Entries shown:
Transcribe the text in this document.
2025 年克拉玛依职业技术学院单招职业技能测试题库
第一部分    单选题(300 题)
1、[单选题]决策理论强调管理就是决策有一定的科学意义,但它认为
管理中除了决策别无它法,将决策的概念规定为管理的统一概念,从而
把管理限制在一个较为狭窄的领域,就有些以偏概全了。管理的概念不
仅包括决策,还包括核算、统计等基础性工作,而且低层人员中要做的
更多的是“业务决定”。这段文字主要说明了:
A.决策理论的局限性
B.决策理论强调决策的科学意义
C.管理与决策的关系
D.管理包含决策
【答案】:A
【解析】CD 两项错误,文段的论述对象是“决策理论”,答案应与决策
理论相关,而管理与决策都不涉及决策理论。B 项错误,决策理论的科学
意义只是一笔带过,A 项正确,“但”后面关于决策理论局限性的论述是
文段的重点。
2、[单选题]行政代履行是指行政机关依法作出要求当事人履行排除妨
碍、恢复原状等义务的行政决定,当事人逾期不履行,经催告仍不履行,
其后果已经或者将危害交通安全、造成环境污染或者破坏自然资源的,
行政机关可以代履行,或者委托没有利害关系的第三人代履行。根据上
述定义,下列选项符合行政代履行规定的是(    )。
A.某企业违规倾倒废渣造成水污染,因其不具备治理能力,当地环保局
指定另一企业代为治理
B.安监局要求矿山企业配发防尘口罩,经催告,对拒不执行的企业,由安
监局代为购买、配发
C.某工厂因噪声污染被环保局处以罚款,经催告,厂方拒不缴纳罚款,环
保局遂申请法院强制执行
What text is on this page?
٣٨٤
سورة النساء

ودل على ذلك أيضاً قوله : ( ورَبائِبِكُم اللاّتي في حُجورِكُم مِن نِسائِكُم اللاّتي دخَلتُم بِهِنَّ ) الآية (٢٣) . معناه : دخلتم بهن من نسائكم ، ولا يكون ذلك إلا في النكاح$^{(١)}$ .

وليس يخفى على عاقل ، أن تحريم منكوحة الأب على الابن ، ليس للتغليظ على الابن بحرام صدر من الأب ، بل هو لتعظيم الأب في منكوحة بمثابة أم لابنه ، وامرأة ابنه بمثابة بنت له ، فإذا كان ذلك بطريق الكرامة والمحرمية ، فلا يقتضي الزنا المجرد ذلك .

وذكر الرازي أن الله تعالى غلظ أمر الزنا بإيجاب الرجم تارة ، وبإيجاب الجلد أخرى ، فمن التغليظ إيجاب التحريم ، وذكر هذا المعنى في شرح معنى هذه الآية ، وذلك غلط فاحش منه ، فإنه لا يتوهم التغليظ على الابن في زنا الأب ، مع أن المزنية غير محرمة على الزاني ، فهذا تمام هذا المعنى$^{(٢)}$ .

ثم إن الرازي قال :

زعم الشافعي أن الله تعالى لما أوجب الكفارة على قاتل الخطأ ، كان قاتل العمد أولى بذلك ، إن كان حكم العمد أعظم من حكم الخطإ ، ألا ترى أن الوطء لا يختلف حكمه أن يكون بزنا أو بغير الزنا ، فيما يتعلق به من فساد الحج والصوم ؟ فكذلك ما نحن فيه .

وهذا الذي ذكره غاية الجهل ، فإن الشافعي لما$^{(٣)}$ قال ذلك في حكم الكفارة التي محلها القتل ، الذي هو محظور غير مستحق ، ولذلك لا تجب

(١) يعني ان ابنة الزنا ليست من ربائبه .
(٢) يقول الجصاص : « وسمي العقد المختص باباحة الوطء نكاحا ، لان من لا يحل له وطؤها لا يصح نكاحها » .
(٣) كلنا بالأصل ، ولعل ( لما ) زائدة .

Goal of the exercise: Output each entry precisely as given.

Reply:
Transcribe the text in this document.
2025 年克拉玛依职业技术学院单招职业技能测试题库
第一部分    单选题(300 题)
1、[单选题]决策理论强调管理就是决策有一定的科学意义,但它认为
管理中除了决策别无它法,将决策的概念规定为管理的统一概念,从而
把管理限制在一个较为狭窄的领域,就有些以偏概全了。管理的概念不
仅包括决策,还包括核算、统计等基础性工作,而且低层人员中要做的
更多的是“业务决定”。这段文字主要说明了:
A.决策理论的局限性
B.决策理论强调决策的科学意义
C.管理与决策的关系
D.管理包含决策
【答案】:A
【解析】CD 两项错误,文段的论述对象是“决策理论”,答案应与决策
理论相关,而管理与决策都不涉及决策理论。B 项错误,决策理论的科学
意义只是一笔带过,A 项正确,“但”后面关于决策理论局限性的论述是
文段的重点。
2、[单选题]行政代履行是指行政机关依法作出要求当事人履行排除妨
碍、恢复原状等义务的行政决定,当事人逾期不履行,经催告仍不履行,
其后果已经或者将危害交通安全、造成环境污染或者破坏自然资源的,
行政机关可以代履行,或者委托没有利害关系的第三人代履行。根据上
述定义,下列选项符合行政代履行规定的是(    )。
A.某企业违规倾倒废渣造成水污染,因其不具备治理能力,当地环保局
指定另一企业代为治理
B.安监局要求矿山企业配发防尘口罩,经催告,对拒不执行的企业,由安
监局代为购买、配发
C.某工厂因噪声污染被环保局处以罚款,经催告,厂方拒不缴纳罚款,环
保局遂申请法院强制执行
What text is on this page?
٣٨٤
سورة النساء

ودل على ذلك أيضاً قوله : ( ورَبائِبِكُم اللاّتي في حُجورِكُم مِن نِسائِكُم اللاّتي دخَلتُم بِهِنَّ ) الآية (٢٣) . معناه : دخلتم بهن من نسائكم ، ولا يكون ذلك إلا في النكاح$^{(١)}$ .

وليس يخفى على عاقل ، أن تحريم منكوحة الأب على الابن ، ليس للتغليظ على الابن بحرام صدر من الأب ، بل هو لتعظيم الأب في منكوحة بمثابة أم لابنه ، وامرأة ابنه بمثابة بنت له ، فإذا كان ذلك بطريق الكرامة والمحرمية ، فلا يقتضي الزنا المجرد ذلك .

وذكر الرازي أن الله تعالى غلظ أمر الزنا بإيجاب الرجم تارة ، وبإيجاب الجلد أخرى ، فمن التغليظ إيجاب التحريم ، وذكر هذا المعنى في شرح معنى هذه الآية ، وذلك غلط فاحش منه ، فإنه لا يتوهم التغليظ على الابن في زنا الأب ، مع أن المزنية غير محرمة على الزاني ، فهذا تمام هذا المعنى$^{(٢)}$ .

ثم إن الرازي قال :

زعم الشافعي أن الله تعالى لما أوجب الكفارة على قاتل الخطأ ، كان قاتل العمد أولى بذلك ، إن كان حكم العمد أعظم من حكم الخطإ ، ألا ترى أن الوطء لا يختلف حكمه أن يكون بزنا أو بغير الزنا ، فيما يتعلق به من فساد الحج والصوم ؟ فكذلك ما نحن فيه .

وهذا الذي ذكره غاية الجهل ، فإن الشافعي لما$^{(٣)}$ قال ذلك في حكم الكفارة التي محلها القتل ، الذي هو محظور غير مستحق ، ولذلك لا تجب

(١) يعني ان ابنة الزنا ليست من ربائبه .
(٢) يقول الجصاص : « وسمي العقد المختص باباحة الوطء نكاحا ، لان من لا يحل له وطؤها لا يصح نكاحها » .
(٣) كلنا بالأصل ، ولعل ( لما ) زائدة .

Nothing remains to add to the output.